**To be done:** Every line of the data must be copied exactly.

**Information supplied:**

○ ○ ○ ○ ○

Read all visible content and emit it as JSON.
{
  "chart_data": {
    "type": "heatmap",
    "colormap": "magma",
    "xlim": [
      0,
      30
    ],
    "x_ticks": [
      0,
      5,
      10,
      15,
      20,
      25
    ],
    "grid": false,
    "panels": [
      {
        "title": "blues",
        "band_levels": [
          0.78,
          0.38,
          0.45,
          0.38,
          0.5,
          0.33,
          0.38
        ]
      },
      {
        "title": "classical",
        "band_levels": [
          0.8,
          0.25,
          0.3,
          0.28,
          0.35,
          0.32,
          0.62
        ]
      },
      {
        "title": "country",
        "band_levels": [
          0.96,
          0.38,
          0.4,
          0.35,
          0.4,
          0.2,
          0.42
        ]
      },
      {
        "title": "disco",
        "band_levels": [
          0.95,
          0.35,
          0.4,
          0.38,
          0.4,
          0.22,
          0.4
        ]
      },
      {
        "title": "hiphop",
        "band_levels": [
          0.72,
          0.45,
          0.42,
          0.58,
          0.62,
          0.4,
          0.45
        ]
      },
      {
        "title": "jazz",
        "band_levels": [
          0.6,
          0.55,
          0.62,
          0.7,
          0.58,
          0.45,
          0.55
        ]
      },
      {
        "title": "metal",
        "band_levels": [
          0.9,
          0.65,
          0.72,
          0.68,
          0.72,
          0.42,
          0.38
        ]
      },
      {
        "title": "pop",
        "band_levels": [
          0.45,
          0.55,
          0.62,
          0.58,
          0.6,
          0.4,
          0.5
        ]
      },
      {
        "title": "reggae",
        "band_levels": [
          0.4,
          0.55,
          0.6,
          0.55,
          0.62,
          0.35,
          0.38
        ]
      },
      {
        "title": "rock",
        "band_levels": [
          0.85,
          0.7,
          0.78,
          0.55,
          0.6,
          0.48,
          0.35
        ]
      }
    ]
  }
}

○ ○ ○ ○ ○

**Answer to this exercise:**
Read all visible content and emit it as JSON.
{
  "chart_data": {
    "type": "heatmap",
    "colormap": "magma",
    "xlim": [
      0,
      30
    ],
    "x_ticks": [
      0,
      5,
      10,
      15,
      20,
      25
    ],
    "grid": false,
    "panels": [
      {
        "title": "blues",
        "band_levels": [
          0.78,
          0.38,
          0.45,
          0.38,
          0.5,
          0.33,
          0.38
        ]
      },
      {
        "title": "classical",
        "band_levels": [
          0.8,
          0.25,
          0.3,
          0.28,
          0.35,
          0.32,
          0.62
        ]
      },
      {
        "title": "country",
        "band_levels": [
          0.96,
          0.38,
          0.4,
          0.35,
          0.4,
          0.2,
          0.42
        ]
      },
      {
        "title": "disco",
        "band_levels": [
          0.95,
          0.35,
          0.4,
          0.38,
          0.4,
          0.22,
          0.4
        ]
      },
      {
        "title": "hiphop",
        "band_levels": [
          0.72,
          0.45,
          0.42,
          0.58,
          0.62,
          0.4,
          0.45
        ]
      },
      {
        "title": "jazz",
        "band_levels": [
          0.6,
          0.55,
          0.62,
          0.7,
          0.58,
          0.45,
          0.55
        ]
      },
      {
        "title": "metal",
        "band_levels": [
          0.9,
          0.65,
          0.72,
          0.68,
          0.72,
          0.42,
          0.38
        ]
      },
      {
        "title": "pop",
        "band_levels": [
          0.45,
          0.55,
          0.62,
          0.58,
          0.6,
          0.4,
          0.5
        ]
      },
      {
        "title": "reggae",
        "band_levels": [
          0.4,
          0.55,
          0.6,
          0.55,
          0.62,
          0.35,
          0.38
        ]
      },
      {
        "title": "rock",
        "band_levels": [
          0.85,
          0.7,
          0.78,
          0.55,
          0.6,
          0.48,
          0.35
        ]
      }
    ]
  }
}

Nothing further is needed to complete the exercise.